Information shown:
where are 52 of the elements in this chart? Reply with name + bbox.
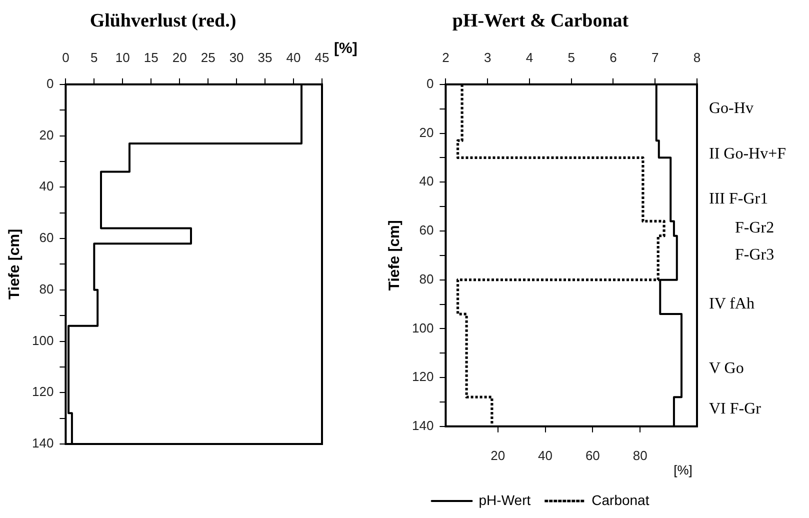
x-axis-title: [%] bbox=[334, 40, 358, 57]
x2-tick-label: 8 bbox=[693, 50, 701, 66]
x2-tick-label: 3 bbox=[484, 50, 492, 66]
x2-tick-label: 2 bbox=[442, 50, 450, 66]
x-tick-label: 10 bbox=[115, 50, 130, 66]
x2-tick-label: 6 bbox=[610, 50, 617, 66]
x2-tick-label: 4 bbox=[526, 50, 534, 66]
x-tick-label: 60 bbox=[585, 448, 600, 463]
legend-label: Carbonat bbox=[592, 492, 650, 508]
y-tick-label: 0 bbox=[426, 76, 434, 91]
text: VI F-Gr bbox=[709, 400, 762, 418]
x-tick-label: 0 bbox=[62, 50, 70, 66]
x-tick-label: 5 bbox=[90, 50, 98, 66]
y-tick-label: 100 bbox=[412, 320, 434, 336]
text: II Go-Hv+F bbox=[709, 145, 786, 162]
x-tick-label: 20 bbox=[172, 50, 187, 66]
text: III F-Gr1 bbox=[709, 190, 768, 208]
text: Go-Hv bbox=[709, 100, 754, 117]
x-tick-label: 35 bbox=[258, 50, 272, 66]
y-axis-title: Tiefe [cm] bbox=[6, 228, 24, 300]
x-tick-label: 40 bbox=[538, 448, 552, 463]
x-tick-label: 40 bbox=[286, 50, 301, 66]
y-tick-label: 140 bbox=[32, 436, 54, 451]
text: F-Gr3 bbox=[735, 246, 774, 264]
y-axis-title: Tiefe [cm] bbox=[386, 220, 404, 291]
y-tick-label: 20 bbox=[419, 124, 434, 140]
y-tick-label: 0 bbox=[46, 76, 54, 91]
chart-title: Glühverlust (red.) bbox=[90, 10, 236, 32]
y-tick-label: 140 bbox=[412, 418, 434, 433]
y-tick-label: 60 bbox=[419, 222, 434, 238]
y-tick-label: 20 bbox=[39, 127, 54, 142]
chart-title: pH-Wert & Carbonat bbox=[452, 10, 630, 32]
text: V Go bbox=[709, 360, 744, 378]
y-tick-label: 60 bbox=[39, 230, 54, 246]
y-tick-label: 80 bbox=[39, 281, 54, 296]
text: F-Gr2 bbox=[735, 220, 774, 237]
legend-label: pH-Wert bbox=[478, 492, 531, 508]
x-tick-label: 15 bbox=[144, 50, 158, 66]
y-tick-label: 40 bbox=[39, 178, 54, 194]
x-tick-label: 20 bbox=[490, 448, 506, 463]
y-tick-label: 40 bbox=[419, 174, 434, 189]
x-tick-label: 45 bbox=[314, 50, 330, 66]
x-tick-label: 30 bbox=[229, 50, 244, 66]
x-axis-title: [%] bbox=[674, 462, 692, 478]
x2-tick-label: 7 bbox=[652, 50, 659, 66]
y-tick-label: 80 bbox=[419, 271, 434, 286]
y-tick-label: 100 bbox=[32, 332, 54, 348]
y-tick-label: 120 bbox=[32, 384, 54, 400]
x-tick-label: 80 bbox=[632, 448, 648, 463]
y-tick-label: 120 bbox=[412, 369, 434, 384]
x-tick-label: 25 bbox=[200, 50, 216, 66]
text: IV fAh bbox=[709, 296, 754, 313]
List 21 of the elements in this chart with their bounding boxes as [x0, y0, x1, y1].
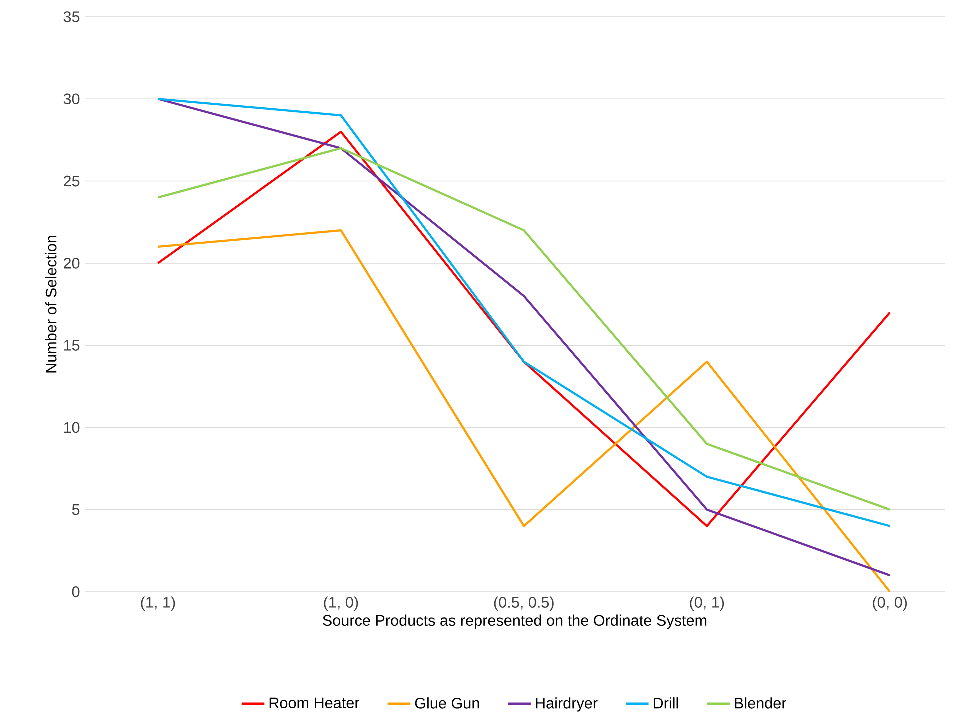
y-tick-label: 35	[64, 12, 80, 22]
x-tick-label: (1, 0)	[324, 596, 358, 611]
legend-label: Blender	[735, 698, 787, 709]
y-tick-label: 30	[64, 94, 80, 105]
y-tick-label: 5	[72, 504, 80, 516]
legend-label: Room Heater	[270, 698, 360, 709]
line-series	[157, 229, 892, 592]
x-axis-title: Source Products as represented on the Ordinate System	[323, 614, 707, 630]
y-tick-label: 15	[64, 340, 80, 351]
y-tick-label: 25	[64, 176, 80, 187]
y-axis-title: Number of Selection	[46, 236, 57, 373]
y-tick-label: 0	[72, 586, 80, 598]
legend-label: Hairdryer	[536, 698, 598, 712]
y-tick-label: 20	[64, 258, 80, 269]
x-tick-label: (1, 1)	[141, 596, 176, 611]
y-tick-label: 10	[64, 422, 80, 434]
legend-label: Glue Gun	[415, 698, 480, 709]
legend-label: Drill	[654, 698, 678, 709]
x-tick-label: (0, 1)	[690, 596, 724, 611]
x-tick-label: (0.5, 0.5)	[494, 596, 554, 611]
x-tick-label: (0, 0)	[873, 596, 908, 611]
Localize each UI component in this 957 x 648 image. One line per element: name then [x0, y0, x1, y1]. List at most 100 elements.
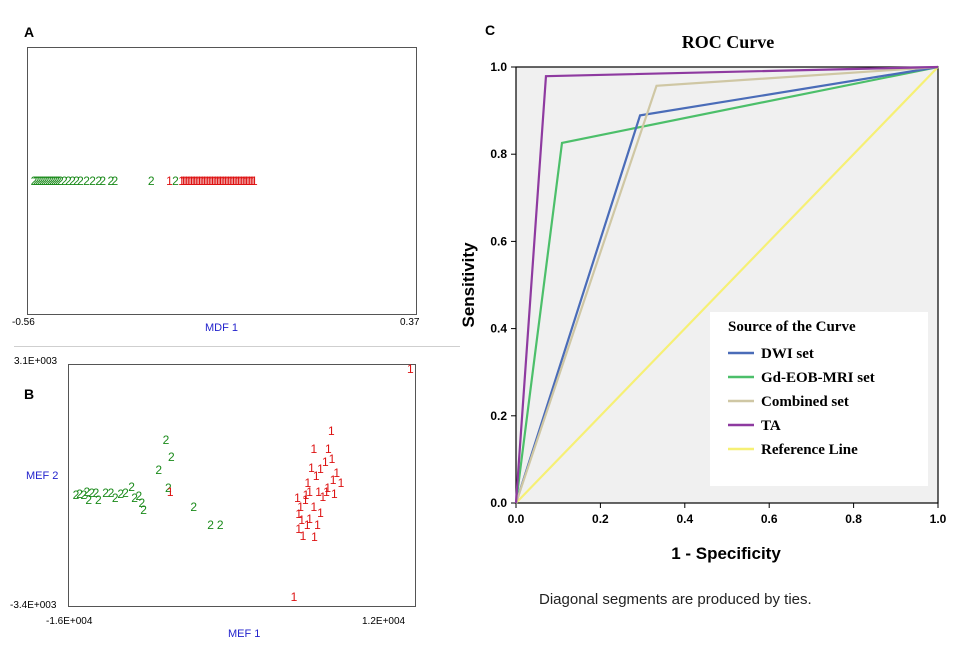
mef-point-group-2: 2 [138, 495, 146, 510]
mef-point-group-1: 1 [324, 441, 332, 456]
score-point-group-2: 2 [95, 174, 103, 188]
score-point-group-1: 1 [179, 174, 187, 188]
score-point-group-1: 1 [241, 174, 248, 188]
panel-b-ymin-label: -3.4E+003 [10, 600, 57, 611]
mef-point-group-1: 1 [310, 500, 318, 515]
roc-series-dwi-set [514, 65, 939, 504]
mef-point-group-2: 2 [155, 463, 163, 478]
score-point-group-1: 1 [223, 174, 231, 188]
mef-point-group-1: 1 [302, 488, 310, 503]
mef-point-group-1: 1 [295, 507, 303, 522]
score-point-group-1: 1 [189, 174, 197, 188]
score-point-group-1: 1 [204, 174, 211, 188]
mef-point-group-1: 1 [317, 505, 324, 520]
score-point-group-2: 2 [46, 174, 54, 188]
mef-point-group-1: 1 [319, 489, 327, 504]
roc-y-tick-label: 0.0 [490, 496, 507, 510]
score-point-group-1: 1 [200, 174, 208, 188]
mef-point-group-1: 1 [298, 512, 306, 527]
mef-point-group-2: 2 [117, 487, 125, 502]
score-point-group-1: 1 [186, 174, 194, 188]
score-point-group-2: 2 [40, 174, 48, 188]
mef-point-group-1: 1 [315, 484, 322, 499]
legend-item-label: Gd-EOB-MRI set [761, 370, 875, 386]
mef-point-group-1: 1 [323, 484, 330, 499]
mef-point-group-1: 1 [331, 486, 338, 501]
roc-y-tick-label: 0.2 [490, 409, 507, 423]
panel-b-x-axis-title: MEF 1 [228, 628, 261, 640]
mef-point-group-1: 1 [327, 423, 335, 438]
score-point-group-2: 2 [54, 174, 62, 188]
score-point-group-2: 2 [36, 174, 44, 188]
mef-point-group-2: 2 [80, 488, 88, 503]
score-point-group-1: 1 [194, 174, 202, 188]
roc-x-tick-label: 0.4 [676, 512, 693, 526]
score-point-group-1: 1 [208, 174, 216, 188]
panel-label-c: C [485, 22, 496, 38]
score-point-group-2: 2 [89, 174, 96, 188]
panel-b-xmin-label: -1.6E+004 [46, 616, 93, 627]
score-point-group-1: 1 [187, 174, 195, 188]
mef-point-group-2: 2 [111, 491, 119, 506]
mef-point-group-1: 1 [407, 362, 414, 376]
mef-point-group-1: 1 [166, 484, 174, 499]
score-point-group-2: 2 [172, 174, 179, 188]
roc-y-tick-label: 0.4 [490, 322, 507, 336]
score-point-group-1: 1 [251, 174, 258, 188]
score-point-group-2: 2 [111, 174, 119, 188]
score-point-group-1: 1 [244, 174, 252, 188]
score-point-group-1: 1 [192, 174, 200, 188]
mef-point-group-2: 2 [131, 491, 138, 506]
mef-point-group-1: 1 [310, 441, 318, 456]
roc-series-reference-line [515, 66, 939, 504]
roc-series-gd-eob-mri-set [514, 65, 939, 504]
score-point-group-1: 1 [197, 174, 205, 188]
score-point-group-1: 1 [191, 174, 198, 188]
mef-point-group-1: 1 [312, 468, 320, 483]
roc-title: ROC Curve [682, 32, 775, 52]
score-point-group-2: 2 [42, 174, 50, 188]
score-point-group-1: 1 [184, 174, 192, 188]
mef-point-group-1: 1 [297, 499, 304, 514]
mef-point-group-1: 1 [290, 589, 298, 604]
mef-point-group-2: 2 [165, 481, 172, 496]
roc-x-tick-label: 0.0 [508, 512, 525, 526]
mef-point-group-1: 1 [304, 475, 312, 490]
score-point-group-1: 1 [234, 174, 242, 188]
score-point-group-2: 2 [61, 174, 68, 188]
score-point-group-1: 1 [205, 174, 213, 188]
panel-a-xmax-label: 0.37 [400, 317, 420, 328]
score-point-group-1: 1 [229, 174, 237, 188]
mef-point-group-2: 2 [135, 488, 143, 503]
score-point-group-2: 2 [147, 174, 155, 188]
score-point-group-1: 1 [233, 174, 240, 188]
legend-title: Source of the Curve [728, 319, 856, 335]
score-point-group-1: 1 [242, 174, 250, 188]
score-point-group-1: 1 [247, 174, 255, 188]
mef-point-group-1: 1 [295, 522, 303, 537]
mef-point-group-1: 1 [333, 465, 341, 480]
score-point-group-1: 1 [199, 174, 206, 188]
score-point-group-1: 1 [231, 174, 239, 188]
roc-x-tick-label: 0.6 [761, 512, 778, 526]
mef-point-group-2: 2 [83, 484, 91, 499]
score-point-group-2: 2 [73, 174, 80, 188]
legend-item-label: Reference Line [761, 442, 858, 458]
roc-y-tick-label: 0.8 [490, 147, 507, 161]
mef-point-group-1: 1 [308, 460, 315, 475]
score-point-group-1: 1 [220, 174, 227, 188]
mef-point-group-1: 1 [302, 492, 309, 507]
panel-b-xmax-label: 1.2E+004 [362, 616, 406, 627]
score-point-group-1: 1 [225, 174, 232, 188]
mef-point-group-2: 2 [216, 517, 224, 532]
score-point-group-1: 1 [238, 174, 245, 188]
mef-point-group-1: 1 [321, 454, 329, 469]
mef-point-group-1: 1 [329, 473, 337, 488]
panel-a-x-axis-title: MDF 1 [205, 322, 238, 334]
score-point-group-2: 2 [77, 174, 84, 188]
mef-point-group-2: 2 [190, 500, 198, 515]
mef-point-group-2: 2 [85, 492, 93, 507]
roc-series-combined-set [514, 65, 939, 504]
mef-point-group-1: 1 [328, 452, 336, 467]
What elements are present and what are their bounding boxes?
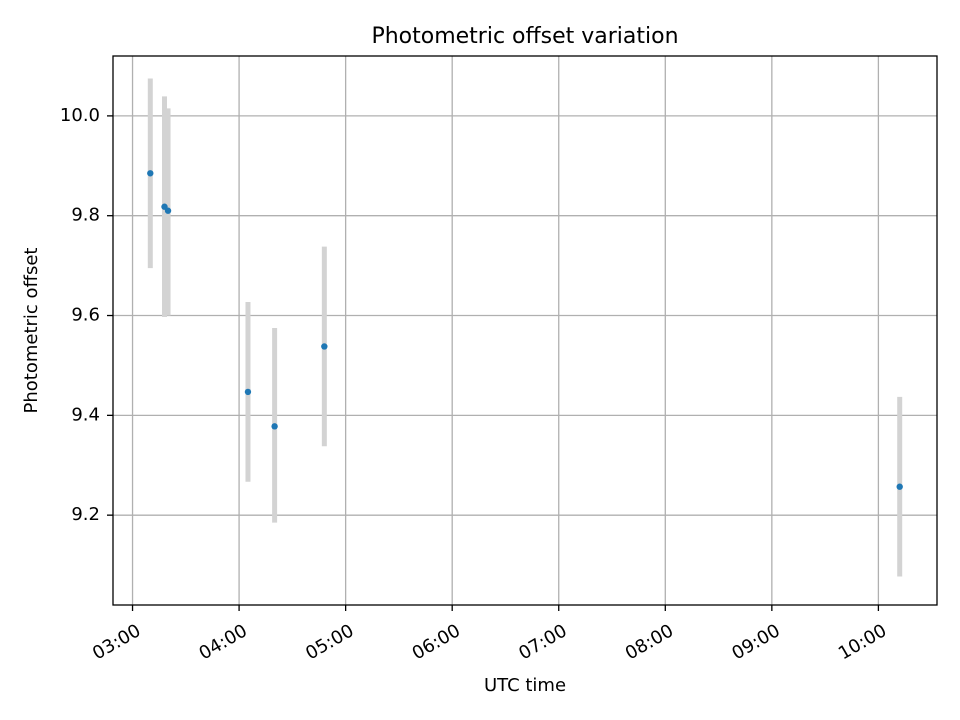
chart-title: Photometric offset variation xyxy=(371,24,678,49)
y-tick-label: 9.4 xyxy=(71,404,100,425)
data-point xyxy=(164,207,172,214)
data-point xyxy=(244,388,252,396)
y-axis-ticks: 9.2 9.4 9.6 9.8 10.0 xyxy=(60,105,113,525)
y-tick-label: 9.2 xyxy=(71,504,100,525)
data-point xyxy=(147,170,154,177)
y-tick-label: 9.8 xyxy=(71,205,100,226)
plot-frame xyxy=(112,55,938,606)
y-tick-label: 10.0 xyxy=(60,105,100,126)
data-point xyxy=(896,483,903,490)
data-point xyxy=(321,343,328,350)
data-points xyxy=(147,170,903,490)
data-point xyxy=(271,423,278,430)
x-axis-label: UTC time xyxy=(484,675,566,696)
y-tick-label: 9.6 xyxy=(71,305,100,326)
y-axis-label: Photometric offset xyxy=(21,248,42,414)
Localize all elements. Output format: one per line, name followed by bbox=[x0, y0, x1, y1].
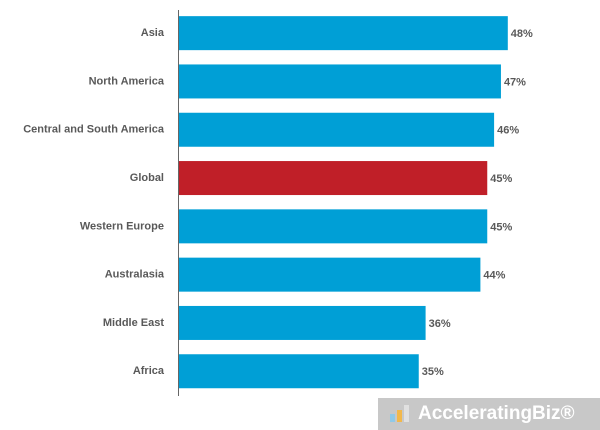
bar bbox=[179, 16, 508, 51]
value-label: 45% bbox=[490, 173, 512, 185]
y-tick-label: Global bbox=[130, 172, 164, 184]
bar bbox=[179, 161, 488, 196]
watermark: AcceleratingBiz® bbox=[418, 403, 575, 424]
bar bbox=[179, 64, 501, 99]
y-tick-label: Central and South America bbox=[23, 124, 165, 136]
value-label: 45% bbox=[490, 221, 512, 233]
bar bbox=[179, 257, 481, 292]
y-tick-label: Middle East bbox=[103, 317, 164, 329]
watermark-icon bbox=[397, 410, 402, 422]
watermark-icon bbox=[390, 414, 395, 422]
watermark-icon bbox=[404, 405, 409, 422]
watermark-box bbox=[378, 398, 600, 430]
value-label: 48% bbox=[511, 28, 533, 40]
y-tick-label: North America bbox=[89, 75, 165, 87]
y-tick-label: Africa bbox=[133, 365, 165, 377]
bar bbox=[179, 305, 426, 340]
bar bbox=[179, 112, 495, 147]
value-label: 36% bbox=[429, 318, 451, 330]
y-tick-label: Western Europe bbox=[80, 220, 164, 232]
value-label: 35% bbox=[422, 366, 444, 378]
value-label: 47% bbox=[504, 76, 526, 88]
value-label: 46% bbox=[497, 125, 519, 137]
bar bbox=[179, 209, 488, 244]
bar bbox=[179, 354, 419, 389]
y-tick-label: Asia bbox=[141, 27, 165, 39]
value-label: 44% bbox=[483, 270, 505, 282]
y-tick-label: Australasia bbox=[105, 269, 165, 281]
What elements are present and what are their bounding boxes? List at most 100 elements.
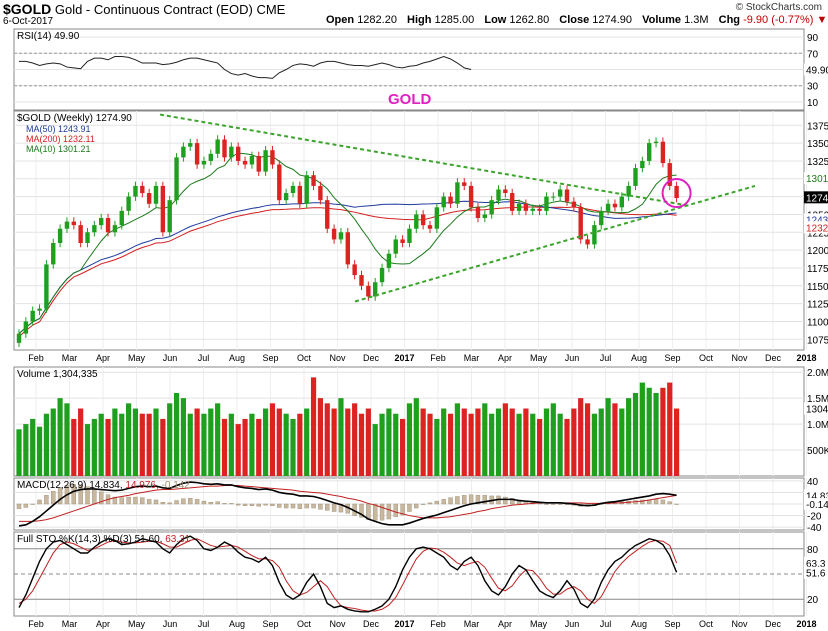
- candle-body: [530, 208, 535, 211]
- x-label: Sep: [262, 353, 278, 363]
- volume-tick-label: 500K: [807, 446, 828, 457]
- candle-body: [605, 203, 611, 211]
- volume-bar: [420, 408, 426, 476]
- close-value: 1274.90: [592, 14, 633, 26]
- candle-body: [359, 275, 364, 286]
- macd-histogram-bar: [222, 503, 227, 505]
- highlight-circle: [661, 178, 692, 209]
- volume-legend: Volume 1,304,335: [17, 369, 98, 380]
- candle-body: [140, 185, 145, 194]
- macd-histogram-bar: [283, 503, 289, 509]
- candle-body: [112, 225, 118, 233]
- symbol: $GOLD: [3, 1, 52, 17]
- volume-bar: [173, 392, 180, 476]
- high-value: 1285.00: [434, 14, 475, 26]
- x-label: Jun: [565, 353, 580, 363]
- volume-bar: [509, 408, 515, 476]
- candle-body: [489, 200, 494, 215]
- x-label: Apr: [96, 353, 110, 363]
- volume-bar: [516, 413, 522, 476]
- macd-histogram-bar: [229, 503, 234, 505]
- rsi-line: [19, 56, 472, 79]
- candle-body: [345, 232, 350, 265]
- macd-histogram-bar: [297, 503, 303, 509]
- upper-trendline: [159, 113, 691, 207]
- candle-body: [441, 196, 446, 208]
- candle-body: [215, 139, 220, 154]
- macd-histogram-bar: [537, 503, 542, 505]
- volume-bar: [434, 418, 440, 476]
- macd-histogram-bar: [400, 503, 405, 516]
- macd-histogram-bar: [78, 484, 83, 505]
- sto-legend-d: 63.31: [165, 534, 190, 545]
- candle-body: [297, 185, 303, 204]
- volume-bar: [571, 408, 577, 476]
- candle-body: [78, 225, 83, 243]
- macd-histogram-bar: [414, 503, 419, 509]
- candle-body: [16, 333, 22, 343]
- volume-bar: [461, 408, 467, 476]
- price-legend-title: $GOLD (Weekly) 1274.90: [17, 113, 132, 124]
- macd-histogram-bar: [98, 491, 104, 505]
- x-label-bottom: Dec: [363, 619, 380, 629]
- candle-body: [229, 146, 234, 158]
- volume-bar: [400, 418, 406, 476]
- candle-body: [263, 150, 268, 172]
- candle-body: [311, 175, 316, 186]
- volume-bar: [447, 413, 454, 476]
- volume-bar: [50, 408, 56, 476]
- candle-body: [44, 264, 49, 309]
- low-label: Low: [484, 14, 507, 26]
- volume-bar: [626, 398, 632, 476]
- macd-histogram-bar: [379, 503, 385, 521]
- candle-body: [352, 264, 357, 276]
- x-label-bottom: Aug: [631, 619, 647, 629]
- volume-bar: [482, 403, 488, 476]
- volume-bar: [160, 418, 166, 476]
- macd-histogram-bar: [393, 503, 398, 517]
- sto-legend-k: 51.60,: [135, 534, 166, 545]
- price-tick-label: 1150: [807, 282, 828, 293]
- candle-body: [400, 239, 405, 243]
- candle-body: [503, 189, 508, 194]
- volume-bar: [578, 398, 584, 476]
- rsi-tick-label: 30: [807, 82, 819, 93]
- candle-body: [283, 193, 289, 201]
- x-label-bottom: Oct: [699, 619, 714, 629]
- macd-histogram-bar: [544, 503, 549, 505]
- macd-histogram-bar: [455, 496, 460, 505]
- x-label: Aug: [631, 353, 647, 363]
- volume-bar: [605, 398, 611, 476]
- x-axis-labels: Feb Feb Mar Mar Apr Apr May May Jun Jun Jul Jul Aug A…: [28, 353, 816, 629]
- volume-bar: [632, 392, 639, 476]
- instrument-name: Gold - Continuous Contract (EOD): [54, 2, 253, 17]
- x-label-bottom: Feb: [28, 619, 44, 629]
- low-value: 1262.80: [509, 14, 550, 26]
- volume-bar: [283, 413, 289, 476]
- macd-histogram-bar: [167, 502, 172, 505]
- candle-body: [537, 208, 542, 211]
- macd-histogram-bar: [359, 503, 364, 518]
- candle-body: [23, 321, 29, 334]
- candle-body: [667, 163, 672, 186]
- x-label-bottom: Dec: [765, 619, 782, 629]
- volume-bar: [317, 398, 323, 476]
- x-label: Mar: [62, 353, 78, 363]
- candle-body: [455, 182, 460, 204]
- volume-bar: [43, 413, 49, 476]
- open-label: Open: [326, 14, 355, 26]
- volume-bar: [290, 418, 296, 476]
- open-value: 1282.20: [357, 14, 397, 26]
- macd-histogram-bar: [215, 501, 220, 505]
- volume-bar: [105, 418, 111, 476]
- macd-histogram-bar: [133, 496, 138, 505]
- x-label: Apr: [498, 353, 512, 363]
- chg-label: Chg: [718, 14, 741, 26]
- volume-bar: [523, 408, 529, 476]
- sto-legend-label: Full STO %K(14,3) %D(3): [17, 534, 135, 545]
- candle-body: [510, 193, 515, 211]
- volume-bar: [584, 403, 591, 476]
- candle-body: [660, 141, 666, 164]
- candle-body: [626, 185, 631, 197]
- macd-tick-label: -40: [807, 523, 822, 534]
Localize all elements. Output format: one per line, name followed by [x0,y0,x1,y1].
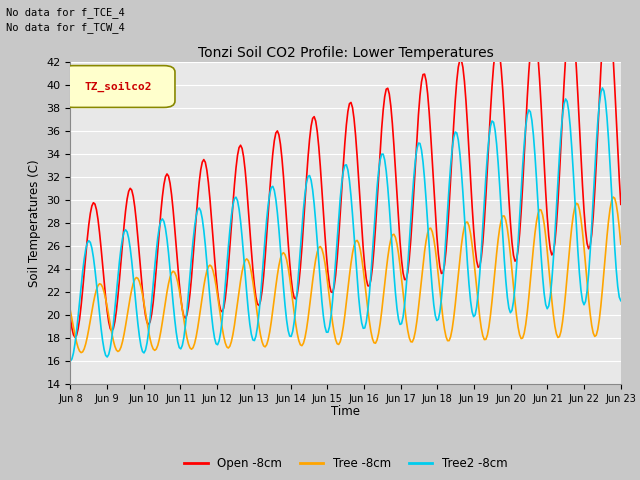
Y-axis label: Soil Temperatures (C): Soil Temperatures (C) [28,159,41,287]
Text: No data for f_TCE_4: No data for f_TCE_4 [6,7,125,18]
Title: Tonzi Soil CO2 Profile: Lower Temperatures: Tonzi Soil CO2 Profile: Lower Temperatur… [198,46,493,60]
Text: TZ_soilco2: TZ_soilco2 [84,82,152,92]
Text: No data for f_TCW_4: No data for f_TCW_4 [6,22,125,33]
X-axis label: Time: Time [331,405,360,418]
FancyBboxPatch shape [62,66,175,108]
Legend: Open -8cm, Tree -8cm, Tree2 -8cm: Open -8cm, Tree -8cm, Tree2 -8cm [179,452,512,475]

Work instructions: Copy out the lines of the material from the line with "x-axis-title: [%] bbox=[334, 40, 358, 57]" to the line with "x-tick-label: 20 bbox=[172, 50, 187, 66]", unchanged.

Output for this exercise:
x-axis-title: [%] bbox=[334, 40, 358, 57]
x2-tick-label: 8 bbox=[693, 50, 701, 66]
x2-tick-label: 3 bbox=[484, 50, 492, 66]
x2-tick-label: 2 bbox=[442, 50, 450, 66]
x-tick-label: 10 bbox=[115, 50, 130, 66]
x2-tick-label: 6 bbox=[610, 50, 617, 66]
x2-tick-label: 4 bbox=[526, 50, 534, 66]
x-tick-label: 60 bbox=[585, 448, 600, 463]
legend-label: Carbonat bbox=[592, 492, 650, 508]
y-tick-label: 0 bbox=[426, 76, 434, 91]
text: VI F-Gr bbox=[709, 400, 762, 418]
x-tick-label: 0 bbox=[62, 50, 70, 66]
x-tick-label: 5 bbox=[90, 50, 98, 66]
y-tick-label: 100 bbox=[412, 320, 434, 336]
text: II Go-Hv+F bbox=[709, 145, 786, 162]
x-tick-label: 20 bbox=[172, 50, 187, 66]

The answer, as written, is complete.